» What is required
Take the line that contains "OCR this image." as the first line and the final line of the records as the last; return exactly those lines and the lines between.

» Record extracts
§

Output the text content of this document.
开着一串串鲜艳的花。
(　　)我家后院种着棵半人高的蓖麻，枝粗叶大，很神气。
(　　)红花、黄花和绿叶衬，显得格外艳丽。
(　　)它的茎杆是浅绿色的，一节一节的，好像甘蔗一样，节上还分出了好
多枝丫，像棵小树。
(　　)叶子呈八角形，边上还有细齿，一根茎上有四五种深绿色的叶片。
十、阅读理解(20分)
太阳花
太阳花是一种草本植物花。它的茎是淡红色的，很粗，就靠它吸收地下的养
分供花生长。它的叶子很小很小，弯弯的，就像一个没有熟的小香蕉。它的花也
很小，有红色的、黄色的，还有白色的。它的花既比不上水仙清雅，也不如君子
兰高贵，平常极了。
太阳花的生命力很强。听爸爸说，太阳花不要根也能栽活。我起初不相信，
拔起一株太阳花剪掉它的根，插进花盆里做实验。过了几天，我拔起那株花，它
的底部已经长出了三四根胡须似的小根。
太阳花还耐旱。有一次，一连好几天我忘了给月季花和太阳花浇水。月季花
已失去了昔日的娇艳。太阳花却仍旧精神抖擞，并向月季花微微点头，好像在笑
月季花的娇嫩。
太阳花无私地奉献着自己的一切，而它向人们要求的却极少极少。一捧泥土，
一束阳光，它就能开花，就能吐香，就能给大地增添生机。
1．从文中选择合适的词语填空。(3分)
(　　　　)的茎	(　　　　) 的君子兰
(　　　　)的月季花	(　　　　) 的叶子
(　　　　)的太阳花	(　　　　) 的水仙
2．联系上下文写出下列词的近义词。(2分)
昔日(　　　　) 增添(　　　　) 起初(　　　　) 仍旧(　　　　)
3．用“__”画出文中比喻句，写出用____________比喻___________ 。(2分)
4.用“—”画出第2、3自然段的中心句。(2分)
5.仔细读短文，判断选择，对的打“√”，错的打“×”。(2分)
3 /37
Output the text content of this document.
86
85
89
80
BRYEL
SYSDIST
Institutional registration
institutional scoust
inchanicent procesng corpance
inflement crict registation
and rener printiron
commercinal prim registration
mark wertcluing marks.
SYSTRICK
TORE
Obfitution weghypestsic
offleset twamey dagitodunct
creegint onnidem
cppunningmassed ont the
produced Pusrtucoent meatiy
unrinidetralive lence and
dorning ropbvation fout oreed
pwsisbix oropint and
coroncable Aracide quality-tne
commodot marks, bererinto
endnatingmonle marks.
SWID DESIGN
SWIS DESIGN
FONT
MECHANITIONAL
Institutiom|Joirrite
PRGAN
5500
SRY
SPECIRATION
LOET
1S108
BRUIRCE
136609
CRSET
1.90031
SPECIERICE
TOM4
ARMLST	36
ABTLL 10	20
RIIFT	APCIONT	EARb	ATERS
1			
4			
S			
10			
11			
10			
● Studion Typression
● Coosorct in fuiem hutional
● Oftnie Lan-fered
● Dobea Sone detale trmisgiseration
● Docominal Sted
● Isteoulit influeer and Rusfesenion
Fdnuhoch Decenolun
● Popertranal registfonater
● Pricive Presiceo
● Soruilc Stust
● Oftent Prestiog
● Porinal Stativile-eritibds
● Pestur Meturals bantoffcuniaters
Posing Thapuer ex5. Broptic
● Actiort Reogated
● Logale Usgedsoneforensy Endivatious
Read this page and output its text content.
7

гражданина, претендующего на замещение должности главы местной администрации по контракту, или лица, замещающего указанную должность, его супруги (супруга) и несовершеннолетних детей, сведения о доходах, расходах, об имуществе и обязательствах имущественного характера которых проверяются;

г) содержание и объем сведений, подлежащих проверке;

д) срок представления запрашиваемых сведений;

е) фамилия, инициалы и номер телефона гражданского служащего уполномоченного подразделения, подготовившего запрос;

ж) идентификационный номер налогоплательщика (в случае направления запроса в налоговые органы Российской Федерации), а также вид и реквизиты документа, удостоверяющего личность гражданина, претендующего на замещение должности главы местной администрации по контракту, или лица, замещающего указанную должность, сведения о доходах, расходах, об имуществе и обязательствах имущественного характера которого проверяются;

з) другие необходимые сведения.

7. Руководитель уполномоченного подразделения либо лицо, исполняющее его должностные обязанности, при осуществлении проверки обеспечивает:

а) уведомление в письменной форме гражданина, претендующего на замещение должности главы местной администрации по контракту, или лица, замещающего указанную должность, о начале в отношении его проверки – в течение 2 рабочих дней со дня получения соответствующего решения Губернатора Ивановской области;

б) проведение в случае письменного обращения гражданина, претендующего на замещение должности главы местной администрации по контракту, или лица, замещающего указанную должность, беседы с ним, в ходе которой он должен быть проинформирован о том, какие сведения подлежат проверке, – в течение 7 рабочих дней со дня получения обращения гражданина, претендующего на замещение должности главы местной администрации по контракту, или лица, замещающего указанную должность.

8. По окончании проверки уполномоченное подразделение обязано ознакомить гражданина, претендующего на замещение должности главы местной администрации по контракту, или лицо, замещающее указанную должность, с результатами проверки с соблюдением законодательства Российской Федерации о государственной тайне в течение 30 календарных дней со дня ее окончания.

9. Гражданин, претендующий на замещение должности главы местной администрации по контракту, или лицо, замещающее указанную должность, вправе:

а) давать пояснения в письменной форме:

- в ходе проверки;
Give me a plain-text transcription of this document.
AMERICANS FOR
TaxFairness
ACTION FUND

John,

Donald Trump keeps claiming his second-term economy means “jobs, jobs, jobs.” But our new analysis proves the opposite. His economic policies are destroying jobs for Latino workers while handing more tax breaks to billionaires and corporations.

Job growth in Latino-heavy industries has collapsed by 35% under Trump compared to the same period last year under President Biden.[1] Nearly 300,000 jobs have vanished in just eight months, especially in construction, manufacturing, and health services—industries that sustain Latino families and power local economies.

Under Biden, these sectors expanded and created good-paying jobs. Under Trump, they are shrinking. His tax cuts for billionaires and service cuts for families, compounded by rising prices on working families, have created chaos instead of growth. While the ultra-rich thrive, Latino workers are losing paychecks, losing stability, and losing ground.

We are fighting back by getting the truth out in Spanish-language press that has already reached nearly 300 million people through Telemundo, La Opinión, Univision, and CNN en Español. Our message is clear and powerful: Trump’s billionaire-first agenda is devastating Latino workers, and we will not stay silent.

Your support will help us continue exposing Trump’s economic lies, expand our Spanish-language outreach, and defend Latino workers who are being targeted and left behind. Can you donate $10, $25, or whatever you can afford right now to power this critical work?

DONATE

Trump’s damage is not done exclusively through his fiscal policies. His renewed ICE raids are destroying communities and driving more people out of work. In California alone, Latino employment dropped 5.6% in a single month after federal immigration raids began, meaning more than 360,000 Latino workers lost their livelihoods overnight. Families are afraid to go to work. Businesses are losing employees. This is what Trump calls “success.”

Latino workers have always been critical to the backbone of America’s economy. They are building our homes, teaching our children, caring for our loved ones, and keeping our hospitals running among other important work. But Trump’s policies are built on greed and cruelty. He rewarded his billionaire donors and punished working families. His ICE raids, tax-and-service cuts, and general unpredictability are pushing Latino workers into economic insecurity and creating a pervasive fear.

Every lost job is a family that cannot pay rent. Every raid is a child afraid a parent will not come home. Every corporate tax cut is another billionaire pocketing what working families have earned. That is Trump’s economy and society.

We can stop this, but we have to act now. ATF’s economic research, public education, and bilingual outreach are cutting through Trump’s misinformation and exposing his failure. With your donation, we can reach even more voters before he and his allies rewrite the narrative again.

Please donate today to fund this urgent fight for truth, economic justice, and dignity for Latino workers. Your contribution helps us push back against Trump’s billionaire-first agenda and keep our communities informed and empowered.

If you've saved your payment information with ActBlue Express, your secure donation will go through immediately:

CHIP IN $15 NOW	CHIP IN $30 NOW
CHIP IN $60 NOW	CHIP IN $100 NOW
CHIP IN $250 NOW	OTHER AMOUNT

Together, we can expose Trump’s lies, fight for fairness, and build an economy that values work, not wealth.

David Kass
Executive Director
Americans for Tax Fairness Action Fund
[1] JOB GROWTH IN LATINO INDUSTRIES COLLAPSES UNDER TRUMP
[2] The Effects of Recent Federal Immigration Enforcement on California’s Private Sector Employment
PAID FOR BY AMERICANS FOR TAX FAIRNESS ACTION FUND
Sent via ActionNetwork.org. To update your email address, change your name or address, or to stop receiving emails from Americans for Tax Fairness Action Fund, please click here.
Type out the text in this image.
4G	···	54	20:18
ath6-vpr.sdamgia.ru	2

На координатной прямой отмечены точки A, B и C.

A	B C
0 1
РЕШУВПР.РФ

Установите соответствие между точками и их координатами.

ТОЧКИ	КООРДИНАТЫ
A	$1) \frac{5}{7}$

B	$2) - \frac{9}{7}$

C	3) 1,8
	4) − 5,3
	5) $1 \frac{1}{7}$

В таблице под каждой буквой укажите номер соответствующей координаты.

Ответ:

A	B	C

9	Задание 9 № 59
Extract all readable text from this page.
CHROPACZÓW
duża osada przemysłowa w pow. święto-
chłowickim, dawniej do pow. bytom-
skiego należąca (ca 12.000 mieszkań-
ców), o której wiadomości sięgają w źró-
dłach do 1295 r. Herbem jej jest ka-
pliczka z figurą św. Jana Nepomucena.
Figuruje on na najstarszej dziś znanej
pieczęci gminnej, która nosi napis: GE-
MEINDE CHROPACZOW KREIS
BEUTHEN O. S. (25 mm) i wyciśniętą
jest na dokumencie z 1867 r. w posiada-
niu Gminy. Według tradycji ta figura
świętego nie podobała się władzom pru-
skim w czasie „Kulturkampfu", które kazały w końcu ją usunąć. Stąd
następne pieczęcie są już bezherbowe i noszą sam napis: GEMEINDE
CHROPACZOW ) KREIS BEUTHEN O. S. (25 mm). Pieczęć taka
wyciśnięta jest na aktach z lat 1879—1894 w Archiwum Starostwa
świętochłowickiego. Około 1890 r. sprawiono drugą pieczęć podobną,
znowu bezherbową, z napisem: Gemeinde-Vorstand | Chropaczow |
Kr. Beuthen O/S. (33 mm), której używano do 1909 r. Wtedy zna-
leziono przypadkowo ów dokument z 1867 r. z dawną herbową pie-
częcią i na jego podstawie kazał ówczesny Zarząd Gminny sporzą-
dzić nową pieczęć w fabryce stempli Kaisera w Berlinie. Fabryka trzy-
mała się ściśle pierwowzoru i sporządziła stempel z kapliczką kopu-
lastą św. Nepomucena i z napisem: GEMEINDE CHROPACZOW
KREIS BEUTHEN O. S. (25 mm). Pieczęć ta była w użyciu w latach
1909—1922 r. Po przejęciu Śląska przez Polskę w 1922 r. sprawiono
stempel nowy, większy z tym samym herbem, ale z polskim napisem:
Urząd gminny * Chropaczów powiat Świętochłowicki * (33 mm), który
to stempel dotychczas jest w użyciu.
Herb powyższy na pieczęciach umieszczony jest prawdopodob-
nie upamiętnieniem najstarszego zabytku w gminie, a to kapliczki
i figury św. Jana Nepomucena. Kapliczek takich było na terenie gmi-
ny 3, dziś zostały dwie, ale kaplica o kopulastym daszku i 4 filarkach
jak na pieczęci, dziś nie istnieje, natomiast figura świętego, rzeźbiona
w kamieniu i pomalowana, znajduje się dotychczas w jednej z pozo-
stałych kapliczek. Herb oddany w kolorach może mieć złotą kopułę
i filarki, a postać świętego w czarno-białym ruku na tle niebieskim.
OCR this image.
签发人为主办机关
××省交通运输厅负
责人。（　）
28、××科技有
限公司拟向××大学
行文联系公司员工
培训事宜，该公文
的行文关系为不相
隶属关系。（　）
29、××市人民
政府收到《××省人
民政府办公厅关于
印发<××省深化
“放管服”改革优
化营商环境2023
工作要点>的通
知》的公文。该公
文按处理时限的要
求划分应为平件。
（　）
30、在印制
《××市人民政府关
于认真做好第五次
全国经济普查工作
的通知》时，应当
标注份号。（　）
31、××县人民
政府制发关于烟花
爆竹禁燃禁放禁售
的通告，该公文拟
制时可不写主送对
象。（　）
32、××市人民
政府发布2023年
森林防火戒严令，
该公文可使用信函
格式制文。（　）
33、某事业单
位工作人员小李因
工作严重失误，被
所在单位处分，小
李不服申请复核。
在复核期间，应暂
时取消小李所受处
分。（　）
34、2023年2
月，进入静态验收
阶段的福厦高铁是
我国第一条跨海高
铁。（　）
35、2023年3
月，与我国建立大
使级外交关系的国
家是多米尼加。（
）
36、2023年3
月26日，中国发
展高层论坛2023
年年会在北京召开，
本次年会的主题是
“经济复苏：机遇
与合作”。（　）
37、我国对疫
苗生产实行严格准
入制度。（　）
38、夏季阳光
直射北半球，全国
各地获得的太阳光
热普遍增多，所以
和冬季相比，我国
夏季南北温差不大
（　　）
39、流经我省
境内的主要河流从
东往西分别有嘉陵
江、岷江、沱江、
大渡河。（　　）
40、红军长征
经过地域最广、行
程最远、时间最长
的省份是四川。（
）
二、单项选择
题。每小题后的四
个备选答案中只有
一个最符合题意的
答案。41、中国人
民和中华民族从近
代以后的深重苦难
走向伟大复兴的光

§

» Output for this exercise
OCR this image.
签发人为主办机关
××省交通运输厅负
责人。（　）
28、××科技有
限公司拟向××大学
行文联系公司员工
培训事宜，该公文
的行文关系为不相
隶属关系。（　）
29、××市人民
政府收到《××省人
民政府办公厅关于
印发<××省深化
“放管服”改革优
化营商环境2023
工作要点>的通
知》的公文。该公
文按处理时限的要
求划分应为平件。
（　）
30、在印制
《××市人民政府关
于认真做好第五次
全国经济普查工作
的通知》时，应当
标注份号。（　）
31、××县人民
政府制发关于烟花
爆竹禁燃禁放禁售
的通告，该公文拟
制时可不写主送对
象。（　）
32、××市人民
政府发布2023年
森林防火戒严令，
该公文可使用信函
格式制文。（　）
33、某事业单
位工作人员小李因
工作严重失误，被
所在单位处分，小
李不服申请复核。
在复核期间，应暂
时取消小李所受处
分。（　）
34、2023年2
月，进入静态验收
阶段的福厦高铁是
我国第一条跨海高
铁。（　）
35、2023年3
月，与我国建立大
使级外交关系的国
家是多米尼加。（
）
36、2023年3
月26日，中国发
展高层论坛2023
年年会在北京召开，
本次年会的主题是
“经济复苏：机遇
与合作”。（　）
37、我国对疫
苗生产实行严格准
入制度。（　）
38、夏季阳光
直射北半球，全国
各地获得的太阳光
热普遍增多，所以
和冬季相比，我国
夏季南北温差不大
（　　）
39、流经我省
境内的主要河流从
东往西分别有嘉陵
江、岷江、沱江、
大渡河。（　　）
40、红军长征
经过地域最广、行
程最远、时间最长
的省份是四川。（
）
二、单项选择
题。每小题后的四
个备选答案中只有
一个最符合题意的
答案。41、中国人
民和中华民族从近
代以后的深重苦难
走向伟大复兴的光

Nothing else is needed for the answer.